▸ TEXT EXCERPT:

This time tomorrow you'll likely be getting the last pieces of your dinner together.

From prepping the turkey to getting all your veggies perfect, for the chef of the house, the annual Christmas dinner can be a time of stress and pressure.

And even celebrity chef, Oxfordshire's Dame Prue Leith, agrees it can be a draining experience.

Speaking from her home, dressed in her distinctive colourful contemporary style, she said: "Normally I would be in Oxfordshire for Christmas, but this year I'm going to my son's in London.

"I am doing the cooking but only Christmas Day. The thing about Christmas – people find it absolutely exhausting and stressful – but that's because you’ve usually got more to worry about than just Christmas dinner which is after all just a roast and steamed pudding.

"What’s stressful is getting the house ready, getting all the rooms decorated, getting all the shopping done and all the food for the rest of the time and planning all of that.

"This time I’m arriving with all the prep done. I’ll have the roast turkey all ready to go in the oven.

"I’ll have the sprouts made into a puree and lots of garlic and cream and that will just need to go in the microwave."

▸ REQUIRED TASK: Reproduce the Christmas dinner article starting at "From prepping the" and ending at "stress and pressure.", substituting "vegetables" for "veggies".

▸ RECORDS SUPPLIED:
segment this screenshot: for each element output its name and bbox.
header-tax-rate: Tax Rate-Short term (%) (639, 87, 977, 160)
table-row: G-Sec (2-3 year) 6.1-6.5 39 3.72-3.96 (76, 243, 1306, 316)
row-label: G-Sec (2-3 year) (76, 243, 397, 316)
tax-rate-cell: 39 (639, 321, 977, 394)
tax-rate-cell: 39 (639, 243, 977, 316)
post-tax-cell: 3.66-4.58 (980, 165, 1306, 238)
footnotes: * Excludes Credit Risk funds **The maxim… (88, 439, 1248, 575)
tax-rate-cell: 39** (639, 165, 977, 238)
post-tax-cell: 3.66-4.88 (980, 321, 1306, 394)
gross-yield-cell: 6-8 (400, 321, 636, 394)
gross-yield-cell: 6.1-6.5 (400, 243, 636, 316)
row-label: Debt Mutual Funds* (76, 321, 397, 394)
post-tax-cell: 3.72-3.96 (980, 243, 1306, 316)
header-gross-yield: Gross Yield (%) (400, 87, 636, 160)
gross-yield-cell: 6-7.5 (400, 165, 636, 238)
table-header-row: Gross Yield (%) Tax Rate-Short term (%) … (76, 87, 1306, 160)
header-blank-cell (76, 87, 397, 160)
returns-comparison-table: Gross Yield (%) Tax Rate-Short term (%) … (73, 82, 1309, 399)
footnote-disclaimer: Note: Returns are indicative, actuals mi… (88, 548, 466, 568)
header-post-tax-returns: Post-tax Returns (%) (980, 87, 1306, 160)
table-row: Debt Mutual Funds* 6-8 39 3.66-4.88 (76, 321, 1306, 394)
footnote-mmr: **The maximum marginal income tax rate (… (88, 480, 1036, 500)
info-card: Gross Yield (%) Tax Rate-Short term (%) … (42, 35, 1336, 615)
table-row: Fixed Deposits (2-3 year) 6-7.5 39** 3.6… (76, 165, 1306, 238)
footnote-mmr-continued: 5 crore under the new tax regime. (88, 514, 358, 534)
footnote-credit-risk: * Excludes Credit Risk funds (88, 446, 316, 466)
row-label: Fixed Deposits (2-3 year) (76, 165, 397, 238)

...

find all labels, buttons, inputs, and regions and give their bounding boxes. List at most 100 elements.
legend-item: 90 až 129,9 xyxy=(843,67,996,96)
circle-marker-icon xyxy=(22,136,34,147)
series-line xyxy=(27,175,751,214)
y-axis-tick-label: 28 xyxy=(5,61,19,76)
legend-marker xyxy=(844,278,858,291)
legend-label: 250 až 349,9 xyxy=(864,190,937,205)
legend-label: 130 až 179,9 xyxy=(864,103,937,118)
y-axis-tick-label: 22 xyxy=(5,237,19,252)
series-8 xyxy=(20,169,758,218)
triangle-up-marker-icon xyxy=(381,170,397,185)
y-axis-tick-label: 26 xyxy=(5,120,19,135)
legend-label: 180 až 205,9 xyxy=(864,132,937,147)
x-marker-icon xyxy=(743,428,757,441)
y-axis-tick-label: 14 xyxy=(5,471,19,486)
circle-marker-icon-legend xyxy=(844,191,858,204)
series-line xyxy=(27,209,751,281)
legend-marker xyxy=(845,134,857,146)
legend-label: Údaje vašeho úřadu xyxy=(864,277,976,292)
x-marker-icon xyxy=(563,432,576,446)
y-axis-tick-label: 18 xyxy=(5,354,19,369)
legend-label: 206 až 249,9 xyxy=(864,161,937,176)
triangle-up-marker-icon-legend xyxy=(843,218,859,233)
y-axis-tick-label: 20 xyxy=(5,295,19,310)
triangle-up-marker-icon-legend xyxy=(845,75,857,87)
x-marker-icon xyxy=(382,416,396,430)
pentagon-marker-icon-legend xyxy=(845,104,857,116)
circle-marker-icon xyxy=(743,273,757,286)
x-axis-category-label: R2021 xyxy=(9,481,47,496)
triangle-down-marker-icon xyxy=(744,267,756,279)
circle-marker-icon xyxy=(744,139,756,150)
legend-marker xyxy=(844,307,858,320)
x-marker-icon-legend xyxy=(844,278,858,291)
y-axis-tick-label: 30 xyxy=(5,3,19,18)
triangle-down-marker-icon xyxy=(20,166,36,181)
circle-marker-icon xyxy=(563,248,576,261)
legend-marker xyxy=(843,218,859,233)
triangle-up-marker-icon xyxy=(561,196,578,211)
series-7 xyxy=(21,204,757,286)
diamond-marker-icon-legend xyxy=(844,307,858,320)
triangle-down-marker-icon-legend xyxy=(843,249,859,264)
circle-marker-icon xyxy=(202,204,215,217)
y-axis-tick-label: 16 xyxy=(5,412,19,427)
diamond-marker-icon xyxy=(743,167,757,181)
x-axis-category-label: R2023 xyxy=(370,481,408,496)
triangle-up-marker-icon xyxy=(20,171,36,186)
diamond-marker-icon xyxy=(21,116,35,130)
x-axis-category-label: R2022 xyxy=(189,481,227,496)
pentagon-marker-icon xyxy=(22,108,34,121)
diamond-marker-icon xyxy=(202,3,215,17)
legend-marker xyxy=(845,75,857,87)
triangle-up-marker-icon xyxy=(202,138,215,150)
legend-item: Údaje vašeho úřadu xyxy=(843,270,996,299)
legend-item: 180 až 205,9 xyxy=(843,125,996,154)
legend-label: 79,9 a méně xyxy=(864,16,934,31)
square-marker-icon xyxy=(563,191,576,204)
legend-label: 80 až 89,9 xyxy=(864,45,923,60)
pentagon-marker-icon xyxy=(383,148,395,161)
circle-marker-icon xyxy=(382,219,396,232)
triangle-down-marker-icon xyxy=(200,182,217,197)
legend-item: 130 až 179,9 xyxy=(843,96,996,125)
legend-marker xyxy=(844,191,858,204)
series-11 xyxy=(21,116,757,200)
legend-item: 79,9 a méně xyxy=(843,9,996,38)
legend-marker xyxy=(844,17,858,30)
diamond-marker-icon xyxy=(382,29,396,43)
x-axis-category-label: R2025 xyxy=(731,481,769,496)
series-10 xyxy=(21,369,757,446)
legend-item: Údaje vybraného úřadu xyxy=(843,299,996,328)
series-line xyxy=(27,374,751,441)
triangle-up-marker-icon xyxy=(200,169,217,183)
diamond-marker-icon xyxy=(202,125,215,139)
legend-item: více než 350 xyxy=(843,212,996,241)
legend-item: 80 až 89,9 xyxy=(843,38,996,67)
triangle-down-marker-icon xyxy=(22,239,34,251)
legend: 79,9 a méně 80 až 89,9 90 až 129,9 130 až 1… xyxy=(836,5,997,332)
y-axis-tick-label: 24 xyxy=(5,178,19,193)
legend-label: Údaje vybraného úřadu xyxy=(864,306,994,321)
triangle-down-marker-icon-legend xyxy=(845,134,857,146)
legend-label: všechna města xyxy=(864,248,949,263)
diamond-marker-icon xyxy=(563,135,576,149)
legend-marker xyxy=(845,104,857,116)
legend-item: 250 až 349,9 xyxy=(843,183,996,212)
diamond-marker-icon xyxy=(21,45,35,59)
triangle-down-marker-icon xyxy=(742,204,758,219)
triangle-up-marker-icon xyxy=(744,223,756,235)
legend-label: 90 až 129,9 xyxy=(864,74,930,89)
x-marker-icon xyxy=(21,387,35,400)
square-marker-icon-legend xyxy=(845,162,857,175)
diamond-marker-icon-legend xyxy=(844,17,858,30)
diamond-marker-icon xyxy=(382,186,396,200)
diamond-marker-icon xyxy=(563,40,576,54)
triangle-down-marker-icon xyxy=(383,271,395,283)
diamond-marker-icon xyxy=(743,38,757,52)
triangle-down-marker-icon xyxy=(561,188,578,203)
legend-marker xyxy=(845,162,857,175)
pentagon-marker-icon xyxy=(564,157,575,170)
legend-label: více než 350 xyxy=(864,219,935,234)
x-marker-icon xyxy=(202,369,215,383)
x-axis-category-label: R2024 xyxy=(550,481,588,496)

▸ SOLUTION TO THIS EXERCISE:
From prepping the turkey to getting all your vegetables perfect, for the chef of the house, the annual Christmas dinner can be a time of stress and pressure.